____ DATA SHOWN

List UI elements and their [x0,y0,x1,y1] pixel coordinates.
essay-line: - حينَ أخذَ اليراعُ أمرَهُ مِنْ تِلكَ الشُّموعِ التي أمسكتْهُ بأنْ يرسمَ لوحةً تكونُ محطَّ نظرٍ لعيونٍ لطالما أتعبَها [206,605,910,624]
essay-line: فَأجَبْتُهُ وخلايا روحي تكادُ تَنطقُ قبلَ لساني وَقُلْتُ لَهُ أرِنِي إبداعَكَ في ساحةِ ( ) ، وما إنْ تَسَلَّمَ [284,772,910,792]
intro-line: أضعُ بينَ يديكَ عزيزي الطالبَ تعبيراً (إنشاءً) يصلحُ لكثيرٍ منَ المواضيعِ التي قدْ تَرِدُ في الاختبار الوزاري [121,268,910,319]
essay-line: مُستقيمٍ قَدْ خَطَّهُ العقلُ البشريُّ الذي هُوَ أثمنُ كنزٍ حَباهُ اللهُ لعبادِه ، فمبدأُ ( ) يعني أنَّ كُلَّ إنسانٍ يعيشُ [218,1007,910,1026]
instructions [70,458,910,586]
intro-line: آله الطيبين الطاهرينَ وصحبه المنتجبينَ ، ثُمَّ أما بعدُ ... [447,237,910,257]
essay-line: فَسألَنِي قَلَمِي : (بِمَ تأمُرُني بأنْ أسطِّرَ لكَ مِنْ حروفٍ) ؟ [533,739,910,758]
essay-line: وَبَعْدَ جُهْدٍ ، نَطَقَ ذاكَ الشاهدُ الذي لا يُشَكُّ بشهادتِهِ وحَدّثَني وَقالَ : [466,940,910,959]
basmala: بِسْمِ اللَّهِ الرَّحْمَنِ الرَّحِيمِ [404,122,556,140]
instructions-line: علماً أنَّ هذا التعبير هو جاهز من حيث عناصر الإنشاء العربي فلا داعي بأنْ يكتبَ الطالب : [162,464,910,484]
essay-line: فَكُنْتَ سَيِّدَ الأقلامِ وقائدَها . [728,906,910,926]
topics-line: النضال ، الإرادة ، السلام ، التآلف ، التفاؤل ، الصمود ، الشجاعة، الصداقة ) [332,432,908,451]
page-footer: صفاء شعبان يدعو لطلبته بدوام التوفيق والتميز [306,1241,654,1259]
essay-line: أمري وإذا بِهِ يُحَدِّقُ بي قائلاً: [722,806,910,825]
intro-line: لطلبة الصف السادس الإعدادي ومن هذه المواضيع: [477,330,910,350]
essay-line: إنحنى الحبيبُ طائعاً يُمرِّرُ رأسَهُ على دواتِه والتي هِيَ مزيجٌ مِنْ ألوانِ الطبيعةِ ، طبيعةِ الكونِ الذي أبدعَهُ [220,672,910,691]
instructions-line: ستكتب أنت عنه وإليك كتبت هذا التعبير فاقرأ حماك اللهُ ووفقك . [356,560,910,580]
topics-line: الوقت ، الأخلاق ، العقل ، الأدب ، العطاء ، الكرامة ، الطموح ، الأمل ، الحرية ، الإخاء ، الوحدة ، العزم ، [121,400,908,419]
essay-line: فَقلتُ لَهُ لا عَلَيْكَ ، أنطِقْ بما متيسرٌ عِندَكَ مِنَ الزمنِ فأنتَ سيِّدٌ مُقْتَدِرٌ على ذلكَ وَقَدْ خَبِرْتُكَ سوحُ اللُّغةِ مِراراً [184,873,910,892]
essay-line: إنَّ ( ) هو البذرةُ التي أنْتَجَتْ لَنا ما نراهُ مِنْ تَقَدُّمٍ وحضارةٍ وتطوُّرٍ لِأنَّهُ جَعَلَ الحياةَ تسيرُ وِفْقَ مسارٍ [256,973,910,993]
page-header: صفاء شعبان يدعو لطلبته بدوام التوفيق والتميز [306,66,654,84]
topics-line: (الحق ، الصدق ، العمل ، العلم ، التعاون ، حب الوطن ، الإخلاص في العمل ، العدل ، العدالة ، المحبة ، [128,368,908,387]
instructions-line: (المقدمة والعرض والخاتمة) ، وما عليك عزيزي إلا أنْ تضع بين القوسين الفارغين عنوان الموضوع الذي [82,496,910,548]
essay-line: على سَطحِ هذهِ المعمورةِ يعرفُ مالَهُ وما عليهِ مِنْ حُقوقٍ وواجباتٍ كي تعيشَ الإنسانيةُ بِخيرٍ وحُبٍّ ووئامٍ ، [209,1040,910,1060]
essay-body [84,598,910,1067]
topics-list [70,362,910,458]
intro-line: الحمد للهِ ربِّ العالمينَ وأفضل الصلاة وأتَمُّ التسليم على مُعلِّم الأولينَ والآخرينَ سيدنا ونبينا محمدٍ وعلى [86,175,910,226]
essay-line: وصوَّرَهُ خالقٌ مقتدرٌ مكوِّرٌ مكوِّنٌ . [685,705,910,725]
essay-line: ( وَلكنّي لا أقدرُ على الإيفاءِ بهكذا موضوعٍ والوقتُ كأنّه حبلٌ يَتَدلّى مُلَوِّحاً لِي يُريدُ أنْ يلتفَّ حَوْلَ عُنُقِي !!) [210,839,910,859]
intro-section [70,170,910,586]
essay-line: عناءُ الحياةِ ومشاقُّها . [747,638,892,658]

________

JOB » Reproduce the listing above in full, switching every occurrence of "essay-line" to "paragraph-line" and leaving everything else unchanged.

COMPLETED TASK »
List UI elements and their [x0,y0,x1,y1] pixel coordinates.
paragraph-line: - حينَ أخذَ اليراعُ أمرَهُ مِنْ تِلكَ الشُّموعِ التي أمسكتْهُ بأنْ يرسمَ لوحةً تكونُ محطَّ نظرٍ لعيونٍ لطالما أتعبَها [206,605,910,624]
paragraph-line: فَأجَبْتُهُ وخلايا روحي تكادُ تَنطقُ قبلَ لساني وَقُلْتُ لَهُ أرِنِي إبداعَكَ في ساحةِ ( ) ، وما إنْ تَسَلَّمَ [284,772,910,792]
intro-line: أضعُ بينَ يديكَ عزيزي الطالبَ تعبيراً (إنشاءً) يصلحُ لكثيرٍ منَ المواضيعِ التي قدْ تَرِدُ في الاختبار الوزاري [121,268,910,319]
paragraph-line: مُستقيمٍ قَدْ خَطَّهُ العقلُ البشريُّ الذي هُوَ أثمنُ كنزٍ حَباهُ اللهُ لعبادِه ، فمبدأُ ( ) يعني أنَّ كُلَّ إنسانٍ يعيشُ [218,1007,910,1026]
instructions [70,458,910,586]
intro-line: آله الطيبين الطاهرينَ وصحبه المنتجبينَ ، ثُمَّ أما بعدُ ... [447,237,910,257]
paragraph-line: فَسألَنِي قَلَمِي : (بِمَ تأمُرُني بأنْ أسطِّرَ لكَ مِنْ حروفٍ) ؟ [533,739,910,758]
paragraph-line: وَبَعْدَ جُهْدٍ ، نَطَقَ ذاكَ الشاهدُ الذي لا يُشَكُّ بشهادتِهِ وحَدّثَني وَقالَ : [466,940,910,959]
basmala: بِسْمِ اللَّهِ الرَّحْمَنِ الرَّحِيمِ [404,122,556,140]
instructions-line: علماً أنَّ هذا التعبير هو جاهز من حيث عناصر الإنشاء العربي فلا داعي بأنْ يكتبَ الطالب : [162,464,910,484]
paragraph-line: فَكُنْتَ سَيِّدَ الأقلامِ وقائدَها . [728,906,910,926]
topics-line: النضال ، الإرادة ، السلام ، التآلف ، التفاؤل ، الصمود ، الشجاعة، الصداقة ) [332,432,908,451]
page-footer: صفاء شعبان يدعو لطلبته بدوام التوفيق والتميز [306,1241,654,1259]
paragraph-line: أمري وإذا بِهِ يُحَدِّقُ بي قائلاً: [722,806,910,825]
intro-line: لطلبة الصف السادس الإعدادي ومن هذه المواضيع: [477,330,910,350]
paragraph-line: إنحنى الحبيبُ طائعاً يُمرِّرُ رأسَهُ على دواتِه والتي هِيَ مزيجٌ مِنْ ألوانِ الطبيعةِ ، طبيعةِ الكونِ الذي أبدعَهُ [220,672,910,691]
instructions-line: ستكتب أنت عنه وإليك كتبت هذا التعبير فاقرأ حماك اللهُ ووفقك . [356,560,910,580]
topics-line: الوقت ، الأخلاق ، العقل ، الأدب ، العطاء ، الكرامة ، الطموح ، الأمل ، الحرية ، الإخاء ، الوحدة ، العزم ، [121,400,908,419]
paragraph-line: فَقلتُ لَهُ لا عَلَيْكَ ، أنطِقْ بما متيسرٌ عِندَكَ مِنَ الزمنِ فأنتَ سيِّدٌ مُقْتَدِرٌ على ذلكَ وَقَدْ خَبِرْتُكَ سوحُ اللُّغةِ مِراراً [184,873,910,892]
paragraph-line: إنَّ ( ) هو البذرةُ التي أنْتَجَتْ لَنا ما نراهُ مِنْ تَقَدُّمٍ وحضارةٍ وتطوُّرٍ لِأنَّهُ جَعَلَ الحياةَ تسيرُ وِفْقَ مسارٍ [256,973,910,993]
page-header: صفاء شعبان يدعو لطلبته بدوام التوفيق والتميز [306,66,654,84]
topics-line: (الحق ، الصدق ، العمل ، العلم ، التعاون ، حب الوطن ، الإخلاص في العمل ، العدل ، العدالة ، المحبة ، [128,368,908,387]
instructions-line: (المقدمة والعرض والخاتمة) ، وما عليك عزيزي إلا أنْ تضع بين القوسين الفارغين عنوان الموضوع الذي [82,496,910,548]
paragraph-line: على سَطحِ هذهِ المعمورةِ يعرفُ مالَهُ وما عليهِ مِنْ حُقوقٍ وواجباتٍ كي تعيشَ الإنسانيةُ بِخيرٍ وحُبٍّ ووئامٍ ، [209,1040,910,1060]
essay-body [84,598,910,1067]
topics-list [70,362,910,458]
intro-line: الحمد للهِ ربِّ العالمينَ وأفضل الصلاة وأتَمُّ التسليم على مُعلِّم الأولينَ والآخرينَ سيدنا ونبينا محمدٍ وعلى [86,175,910,226]
paragraph-line: وصوَّرَهُ خالقٌ مقتدرٌ مكوِّرٌ مكوِّنٌ . [685,705,910,725]
paragraph-line: ( وَلكنّي لا أقدرُ على الإيفاءِ بهكذا موضوعٍ والوقتُ كأنّه حبلٌ يَتَدلّى مُلَوِّحاً لِي يُريدُ أنْ يلتفَّ حَوْلَ عُنُقِي !!) [210,839,910,859]
intro-section [70,170,910,586]
paragraph-line: عناءُ الحياةِ ومشاقُّها . [747,638,892,658]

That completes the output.